Begin

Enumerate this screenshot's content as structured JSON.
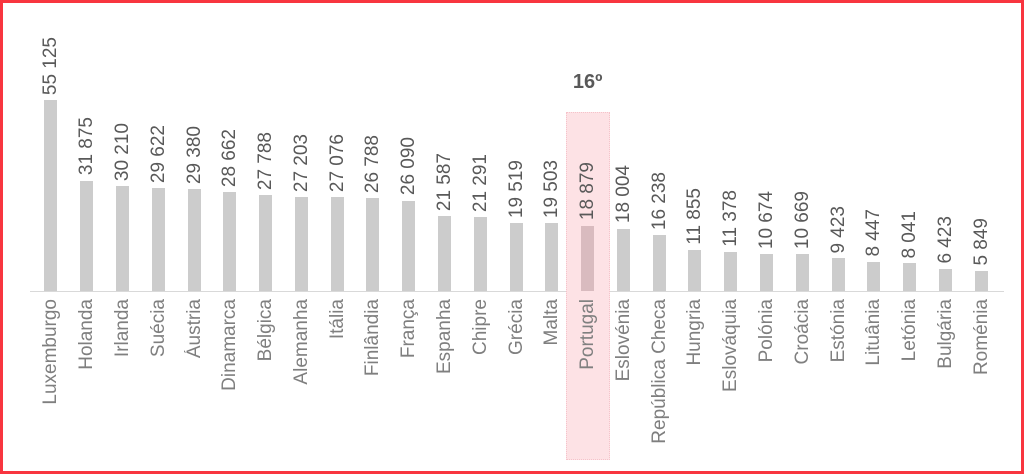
{
  "chart_data": {
    "type": "bar",
    "title": "",
    "xlabel": "",
    "ylabel": "",
    "bar_orientation": "vertical",
    "value_label_rotation": 90,
    "category_label_rotation": 90,
    "grid": false,
    "legend": false,
    "ylim": [
      0,
      55125
    ],
    "categories": [
      "Luxemburgo",
      "Holanda",
      "Irlanda",
      "Suécia",
      "Áustria",
      "Dinamarca",
      "Bélgica",
      "Alemanha",
      "Itália",
      "Finlândia",
      "França",
      "Espanha",
      "Chipre",
      "Grécia",
      "Malta",
      "Portugal",
      "Eslovénia",
      "República Checa",
      "Hungria",
      "Eslováquia",
      "Polónia",
      "Croácia",
      "Estónia",
      "Lituânia",
      "Letónia",
      "Bulgária",
      "Roménia"
    ],
    "values": [
      55125,
      31875,
      30210,
      29622,
      29380,
      28662,
      27788,
      27203,
      27076,
      26788,
      26090,
      21587,
      21291,
      19519,
      19503,
      18879,
      18004,
      16238,
      11855,
      11378,
      10674,
      10669,
      9423,
      8447,
      8041,
      6423,
      5849
    ],
    "value_labels": [
      "55 125",
      "31 875",
      "30 210",
      "29 622",
      "29 380",
      "28 662",
      "27 788",
      "27 203",
      "27 076",
      "26 788",
      "26 090",
      "21 587",
      "21 291",
      "19 519",
      "19 503",
      "18 879",
      "18 004",
      "16 238",
      "11 855",
      "11 378",
      "10 674",
      "10 669",
      "9 423",
      "8 447",
      "8 041",
      "6 423",
      "5 849"
    ],
    "highlight": {
      "index": 15,
      "category": "Portugal",
      "rank_label": "16º"
    },
    "colors": {
      "bar": "#cccccc",
      "highlight_bar": "#d9bbbf",
      "highlight_band": "#fde2e5",
      "value_text": "#595959",
      "category_text": "#7f7f7f",
      "rank_text": "#595959",
      "frame_border": "#f8353f",
      "axis_line": "#d9d9d9"
    }
  }
}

End

Given task — Exclude every picture and copy the remaining data exactly.

Task solution —
Enumerate this screenshot's content as structured JSON.
{
  "chart_data": {
    "type": "bar",
    "title": "",
    "xlabel": "",
    "ylabel": "",
    "bar_orientation": "vertical",
    "value_label_rotation": 90,
    "category_label_rotation": 90,
    "grid": false,
    "legend": false,
    "ylim": [
      0,
      55125
    ],
    "categories": [
      "Luxemburgo",
      "Holanda",
      "Irlanda",
      "Suécia",
      "Áustria",
      "Dinamarca",
      "Bélgica",
      "Alemanha",
      "Itália",
      "Finlândia",
      "França",
      "Espanha",
      "Chipre",
      "Grécia",
      "Malta",
      "Portugal",
      "Eslovénia",
      "República Checa",
      "Hungria",
      "Eslováquia",
      "Polónia",
      "Croácia",
      "Estónia",
      "Lituânia",
      "Letónia",
      "Bulgária",
      "Roménia"
    ],
    "values": [
      55125,
      31875,
      30210,
      29622,
      29380,
      28662,
      27788,
      27203,
      27076,
      26788,
      26090,
      21587,
      21291,
      19519,
      19503,
      18879,
      18004,
      16238,
      11855,
      11378,
      10674,
      10669,
      9423,
      8447,
      8041,
      6423,
      5849
    ],
    "value_labels": [
      "55 125",
      "31 875",
      "30 210",
      "29 622",
      "29 380",
      "28 662",
      "27 788",
      "27 203",
      "27 076",
      "26 788",
      "26 090",
      "21 587",
      "21 291",
      "19 519",
      "19 503",
      "18 879",
      "18 004",
      "16 238",
      "11 855",
      "11 378",
      "10 674",
      "10 669",
      "9 423",
      "8 447",
      "8 041",
      "6 423",
      "5 849"
    ],
    "highlight": {
      "index": 15,
      "category": "Portugal",
      "rank_label": "16º"
    },
    "colors": {
      "bar": "#cccccc",
      "highlight_bar": "#d9bbbf",
      "highlight_band": "#fde2e5",
      "value_text": "#595959",
      "category_text": "#7f7f7f",
      "rank_text": "#595959",
      "frame_border": "#f8353f",
      "axis_line": "#d9d9d9"
    }
  }
}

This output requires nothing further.